## Exercise aim
Among the records below, find each line that includes the string "title" and copy it.

* BEGIN Excerpted data *

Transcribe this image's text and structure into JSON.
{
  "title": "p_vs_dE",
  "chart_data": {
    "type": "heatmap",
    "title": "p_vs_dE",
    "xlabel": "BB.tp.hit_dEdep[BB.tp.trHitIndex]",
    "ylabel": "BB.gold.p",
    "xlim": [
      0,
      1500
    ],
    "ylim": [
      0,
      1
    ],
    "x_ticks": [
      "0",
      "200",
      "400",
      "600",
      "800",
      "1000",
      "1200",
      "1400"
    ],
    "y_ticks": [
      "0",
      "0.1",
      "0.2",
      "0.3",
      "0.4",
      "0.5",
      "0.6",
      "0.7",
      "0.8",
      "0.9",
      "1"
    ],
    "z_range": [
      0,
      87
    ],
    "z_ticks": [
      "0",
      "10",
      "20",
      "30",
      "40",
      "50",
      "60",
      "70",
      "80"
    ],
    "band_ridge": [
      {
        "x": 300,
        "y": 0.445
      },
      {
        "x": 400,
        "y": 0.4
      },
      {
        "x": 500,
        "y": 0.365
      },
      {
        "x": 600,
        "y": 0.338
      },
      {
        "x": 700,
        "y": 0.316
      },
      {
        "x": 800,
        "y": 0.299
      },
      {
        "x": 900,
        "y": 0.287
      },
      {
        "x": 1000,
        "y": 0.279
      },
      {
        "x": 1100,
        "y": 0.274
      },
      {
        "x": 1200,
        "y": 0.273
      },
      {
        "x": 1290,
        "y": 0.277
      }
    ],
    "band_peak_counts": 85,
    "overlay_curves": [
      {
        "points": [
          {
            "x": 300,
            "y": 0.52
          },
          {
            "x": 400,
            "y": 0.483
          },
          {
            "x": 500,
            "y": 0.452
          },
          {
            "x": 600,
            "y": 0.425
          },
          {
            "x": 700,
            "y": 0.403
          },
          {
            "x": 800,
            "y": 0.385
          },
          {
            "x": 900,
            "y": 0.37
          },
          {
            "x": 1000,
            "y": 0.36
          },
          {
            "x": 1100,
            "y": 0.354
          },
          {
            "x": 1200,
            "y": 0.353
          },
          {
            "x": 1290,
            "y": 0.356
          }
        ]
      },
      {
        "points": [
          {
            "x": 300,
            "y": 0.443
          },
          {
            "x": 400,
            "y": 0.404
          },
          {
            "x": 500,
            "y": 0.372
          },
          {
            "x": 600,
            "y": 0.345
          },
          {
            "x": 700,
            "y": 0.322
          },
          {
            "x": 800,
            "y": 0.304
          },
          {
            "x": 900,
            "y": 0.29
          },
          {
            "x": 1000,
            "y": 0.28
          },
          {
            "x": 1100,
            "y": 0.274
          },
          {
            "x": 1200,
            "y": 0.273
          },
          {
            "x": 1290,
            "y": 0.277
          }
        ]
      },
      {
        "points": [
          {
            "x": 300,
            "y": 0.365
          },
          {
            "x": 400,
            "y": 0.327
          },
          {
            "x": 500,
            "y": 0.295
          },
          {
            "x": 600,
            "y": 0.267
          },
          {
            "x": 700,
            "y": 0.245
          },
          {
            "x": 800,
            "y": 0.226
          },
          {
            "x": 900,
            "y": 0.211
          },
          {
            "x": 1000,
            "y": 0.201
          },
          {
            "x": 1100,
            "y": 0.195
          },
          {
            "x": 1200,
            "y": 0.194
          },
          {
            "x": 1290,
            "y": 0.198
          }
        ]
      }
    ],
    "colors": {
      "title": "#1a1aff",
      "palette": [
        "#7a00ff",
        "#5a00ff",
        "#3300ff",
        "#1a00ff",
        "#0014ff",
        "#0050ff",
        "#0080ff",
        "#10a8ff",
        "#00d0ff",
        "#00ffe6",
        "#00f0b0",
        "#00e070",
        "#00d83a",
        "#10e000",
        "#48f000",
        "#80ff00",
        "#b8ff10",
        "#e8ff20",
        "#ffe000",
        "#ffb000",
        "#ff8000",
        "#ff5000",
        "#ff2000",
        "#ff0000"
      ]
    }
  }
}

* END Excerpted data *

## Written solution
  "title": "p_vs_dE",
    "title": "p_vs_dE",
      "title": "#1a1aff",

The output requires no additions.